Data entries
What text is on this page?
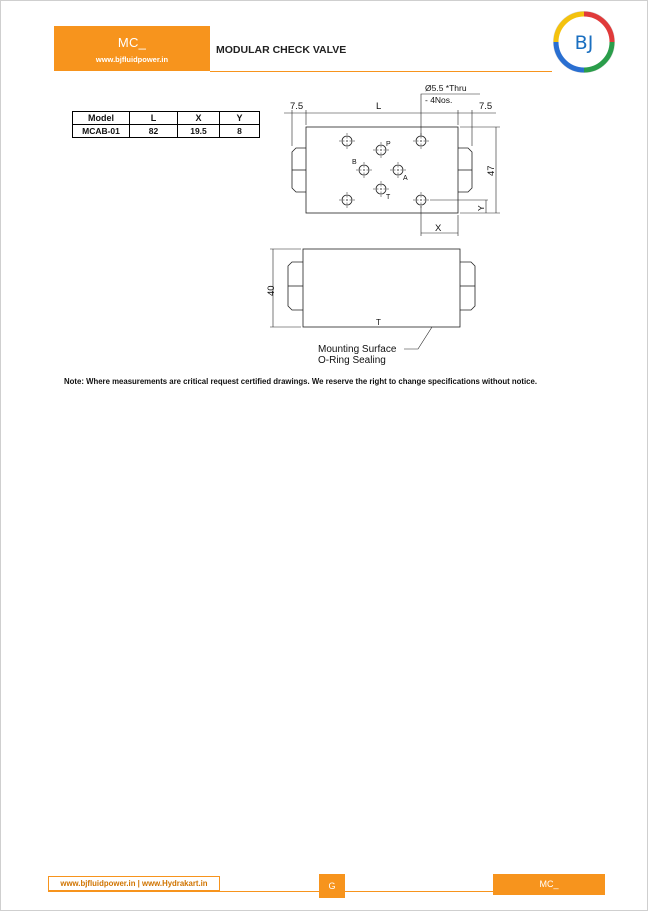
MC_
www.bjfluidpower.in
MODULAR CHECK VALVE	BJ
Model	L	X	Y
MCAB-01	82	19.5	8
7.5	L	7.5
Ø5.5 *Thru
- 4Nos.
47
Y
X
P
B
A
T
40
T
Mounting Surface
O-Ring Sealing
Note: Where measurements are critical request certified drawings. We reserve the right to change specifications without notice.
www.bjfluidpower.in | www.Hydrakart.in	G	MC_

The task
Leaving aside the images, write out the entries above word for word.

Answer to this problem
What text is on this page?
MC_
www.bjfluidpower.in
MODULAR CHECK VALVE	BJ
Model	L	X	Y
MCAB-01	82	19.5	8
7.5	L	7.5
Ø5.5 *Thru
- 4Nos.
47
Y
X
P
B
A
T
40
T
Mounting Surface
O-Ring Sealing
Note: Where measurements are critical request certified drawings. We reserve the right to change specifications without notice.
www.bjfluidpower.in | www.Hydrakart.in	G	MC_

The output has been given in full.